— Problem statement —
Give back the full listing, character for character, with no pictures.

[Extracted records]
* * *

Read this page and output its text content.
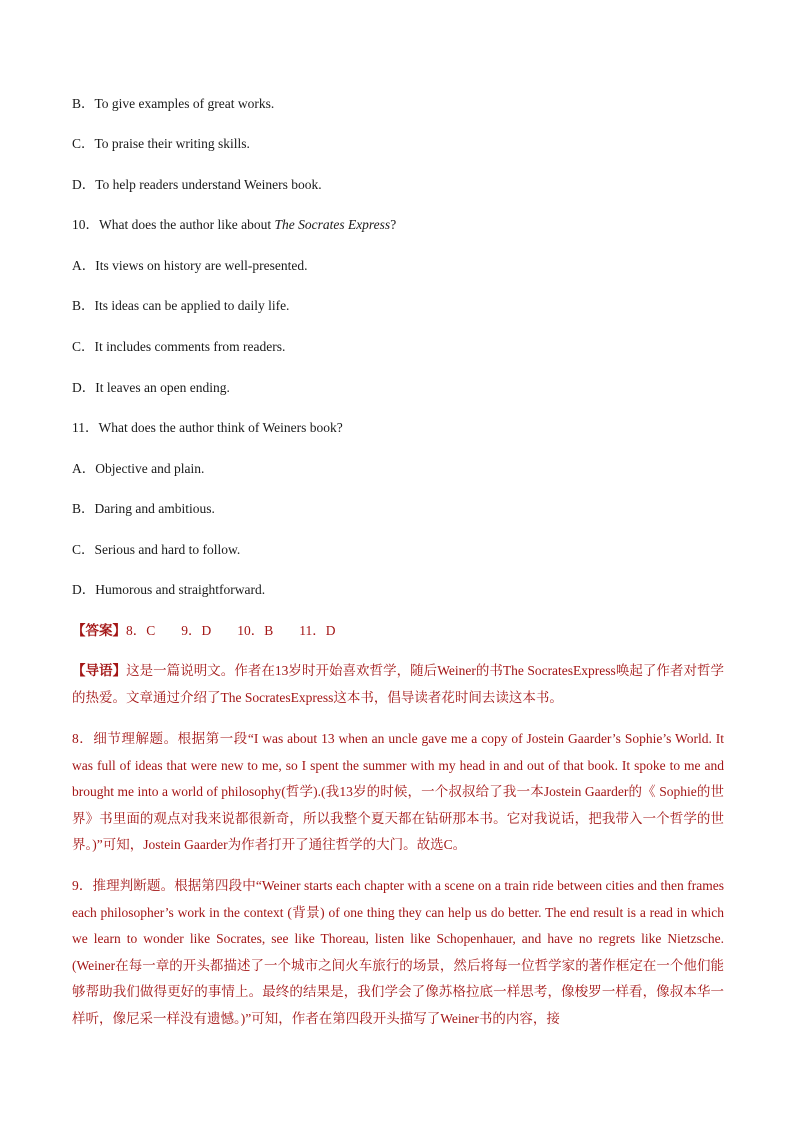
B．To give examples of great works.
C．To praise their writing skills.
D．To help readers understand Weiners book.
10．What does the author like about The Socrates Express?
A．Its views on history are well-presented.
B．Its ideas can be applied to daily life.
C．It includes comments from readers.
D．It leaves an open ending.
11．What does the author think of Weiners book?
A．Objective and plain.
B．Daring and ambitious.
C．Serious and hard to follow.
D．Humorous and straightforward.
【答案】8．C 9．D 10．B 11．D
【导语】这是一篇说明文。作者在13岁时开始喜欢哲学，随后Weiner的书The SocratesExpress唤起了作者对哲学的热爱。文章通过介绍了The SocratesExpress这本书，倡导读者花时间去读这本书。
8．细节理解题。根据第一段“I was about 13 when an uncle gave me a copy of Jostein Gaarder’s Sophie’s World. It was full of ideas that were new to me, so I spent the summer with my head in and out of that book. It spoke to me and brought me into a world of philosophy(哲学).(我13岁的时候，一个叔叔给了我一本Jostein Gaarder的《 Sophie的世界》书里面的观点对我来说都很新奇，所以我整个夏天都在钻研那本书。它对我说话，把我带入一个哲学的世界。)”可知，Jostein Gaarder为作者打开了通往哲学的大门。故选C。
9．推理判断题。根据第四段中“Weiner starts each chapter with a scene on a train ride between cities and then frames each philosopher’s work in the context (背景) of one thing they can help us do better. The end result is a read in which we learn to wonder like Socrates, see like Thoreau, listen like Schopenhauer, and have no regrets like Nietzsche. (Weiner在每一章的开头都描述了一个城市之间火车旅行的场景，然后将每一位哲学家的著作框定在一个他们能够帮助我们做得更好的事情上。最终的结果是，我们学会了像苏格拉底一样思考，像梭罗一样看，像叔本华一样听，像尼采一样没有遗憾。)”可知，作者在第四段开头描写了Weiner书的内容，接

* * *

— Completed exercise —
Read this page and output its text content.
B．To give examples of great works.
C．To praise their writing skills.
D．To help readers understand Weiners book.
10．What does the author like about The Socrates Express?
A．Its views on history are well-presented.
B．Its ideas can be applied to daily life.
C．It includes comments from readers.
D．It leaves an open ending.
11．What does the author think of Weiners book?
A．Objective and plain.
B．Daring and ambitious.
C．Serious and hard to follow.
D．Humorous and straightforward.
【答案】8．C 9．D 10．B 11．D
【导语】这是一篇说明文。作者在13岁时开始喜欢哲学，随后Weiner的书The SocratesExpress唤起了作者对哲学的热爱。文章通过介绍了The SocratesExpress这本书，倡导读者花时间去读这本书。
8．细节理解题。根据第一段“I was about 13 when an uncle gave me a copy of Jostein Gaarder’s Sophie’s World. It was full of ideas that were new to me, so I spent the summer with my head in and out of that book. It spoke to me and brought me into a world of philosophy(哲学).(我13岁的时候，一个叔叔给了我一本Jostein Gaarder的《 Sophie的世界》书里面的观点对我来说都很新奇，所以我整个夏天都在钻研那本书。它对我说话，把我带入一个哲学的世界。)”可知，Jostein Gaarder为作者打开了通往哲学的大门。故选C。
9．推理判断题。根据第四段中“Weiner starts each chapter with a scene on a train ride between cities and then frames each philosopher’s work in the context (背景) of one thing they can help us do better. The end result is a read in which we learn to wonder like Socrates, see like Thoreau, listen like Schopenhauer, and have no regrets like Nietzsche. (Weiner在每一章的开头都描述了一个城市之间火车旅行的场景，然后将每一位哲学家的著作框定在一个他们能够帮助我们做得更好的事情上。最终的结果是，我们学会了像苏格拉底一样思考，像梭罗一样看，像叔本华一样听，像尼采一样没有遗憾。)”可知，作者在第四段开头描写了Weiner书的内容，接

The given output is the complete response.